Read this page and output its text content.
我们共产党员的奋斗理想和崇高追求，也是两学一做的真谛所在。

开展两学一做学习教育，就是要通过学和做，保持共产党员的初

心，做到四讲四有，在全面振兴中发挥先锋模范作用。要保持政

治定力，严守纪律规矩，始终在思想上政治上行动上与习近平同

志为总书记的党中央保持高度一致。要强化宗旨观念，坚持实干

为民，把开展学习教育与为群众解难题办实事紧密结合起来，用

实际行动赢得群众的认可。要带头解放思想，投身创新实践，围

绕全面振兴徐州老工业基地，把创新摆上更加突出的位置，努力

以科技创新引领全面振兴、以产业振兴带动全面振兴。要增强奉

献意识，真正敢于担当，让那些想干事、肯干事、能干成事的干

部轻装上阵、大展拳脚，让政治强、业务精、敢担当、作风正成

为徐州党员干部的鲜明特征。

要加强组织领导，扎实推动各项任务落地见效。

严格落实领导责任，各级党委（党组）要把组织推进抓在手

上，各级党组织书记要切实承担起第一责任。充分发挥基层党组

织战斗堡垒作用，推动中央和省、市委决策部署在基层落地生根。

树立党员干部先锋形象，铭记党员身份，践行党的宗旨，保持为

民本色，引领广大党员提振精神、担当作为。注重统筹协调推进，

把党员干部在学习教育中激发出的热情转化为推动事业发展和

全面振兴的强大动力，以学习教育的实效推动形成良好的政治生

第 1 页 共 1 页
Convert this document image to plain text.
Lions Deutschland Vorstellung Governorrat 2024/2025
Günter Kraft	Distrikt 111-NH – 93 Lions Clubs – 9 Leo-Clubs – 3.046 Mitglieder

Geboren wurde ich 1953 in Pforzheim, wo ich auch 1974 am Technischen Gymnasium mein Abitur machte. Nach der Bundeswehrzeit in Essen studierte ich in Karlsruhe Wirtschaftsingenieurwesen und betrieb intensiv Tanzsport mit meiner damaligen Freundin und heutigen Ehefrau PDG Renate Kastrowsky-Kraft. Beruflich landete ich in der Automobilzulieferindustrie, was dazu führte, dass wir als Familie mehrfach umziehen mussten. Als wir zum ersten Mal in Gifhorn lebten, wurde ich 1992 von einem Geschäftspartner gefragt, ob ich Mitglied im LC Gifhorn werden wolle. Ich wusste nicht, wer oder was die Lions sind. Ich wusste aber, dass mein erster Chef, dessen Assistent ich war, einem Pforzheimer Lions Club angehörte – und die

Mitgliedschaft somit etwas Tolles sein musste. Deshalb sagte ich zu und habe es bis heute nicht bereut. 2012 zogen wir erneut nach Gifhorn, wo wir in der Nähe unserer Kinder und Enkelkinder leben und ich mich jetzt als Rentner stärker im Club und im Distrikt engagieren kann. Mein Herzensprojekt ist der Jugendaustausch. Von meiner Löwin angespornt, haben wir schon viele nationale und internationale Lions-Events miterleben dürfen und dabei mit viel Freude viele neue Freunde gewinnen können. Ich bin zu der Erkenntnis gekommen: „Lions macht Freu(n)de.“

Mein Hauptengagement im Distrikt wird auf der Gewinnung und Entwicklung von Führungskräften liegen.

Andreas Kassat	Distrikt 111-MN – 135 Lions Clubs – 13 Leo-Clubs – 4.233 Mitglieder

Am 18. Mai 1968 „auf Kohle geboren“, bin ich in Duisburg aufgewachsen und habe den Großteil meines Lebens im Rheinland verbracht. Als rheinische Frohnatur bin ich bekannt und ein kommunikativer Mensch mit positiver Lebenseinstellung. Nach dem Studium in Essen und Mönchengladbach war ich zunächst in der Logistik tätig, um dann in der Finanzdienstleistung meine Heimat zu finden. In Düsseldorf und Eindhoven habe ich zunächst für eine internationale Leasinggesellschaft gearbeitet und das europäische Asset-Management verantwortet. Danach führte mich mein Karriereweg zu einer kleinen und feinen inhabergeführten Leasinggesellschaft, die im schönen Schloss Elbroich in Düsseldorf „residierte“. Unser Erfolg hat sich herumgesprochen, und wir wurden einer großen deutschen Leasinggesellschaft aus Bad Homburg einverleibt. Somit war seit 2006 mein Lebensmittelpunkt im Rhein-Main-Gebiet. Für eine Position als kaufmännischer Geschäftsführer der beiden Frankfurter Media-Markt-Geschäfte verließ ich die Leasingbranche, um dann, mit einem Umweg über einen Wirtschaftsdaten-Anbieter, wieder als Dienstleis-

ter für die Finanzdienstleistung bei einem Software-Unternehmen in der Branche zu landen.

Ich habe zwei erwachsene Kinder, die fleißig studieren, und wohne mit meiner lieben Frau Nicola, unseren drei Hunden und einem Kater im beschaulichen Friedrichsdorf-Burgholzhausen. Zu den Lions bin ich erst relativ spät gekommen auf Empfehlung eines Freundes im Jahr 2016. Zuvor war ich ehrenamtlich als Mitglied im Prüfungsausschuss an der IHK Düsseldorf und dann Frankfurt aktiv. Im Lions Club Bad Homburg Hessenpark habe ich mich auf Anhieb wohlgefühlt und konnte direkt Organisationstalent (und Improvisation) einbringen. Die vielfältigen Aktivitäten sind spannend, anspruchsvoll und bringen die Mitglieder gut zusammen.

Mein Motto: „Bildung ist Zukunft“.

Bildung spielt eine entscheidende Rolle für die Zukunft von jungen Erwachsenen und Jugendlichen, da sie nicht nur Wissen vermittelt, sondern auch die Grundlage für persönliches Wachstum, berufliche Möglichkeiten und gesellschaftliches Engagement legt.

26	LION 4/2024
········
(What the task requires)
The answer is a single number, the count of lines in the records that contain the string "Gifhorn".

(Solution for this task)
2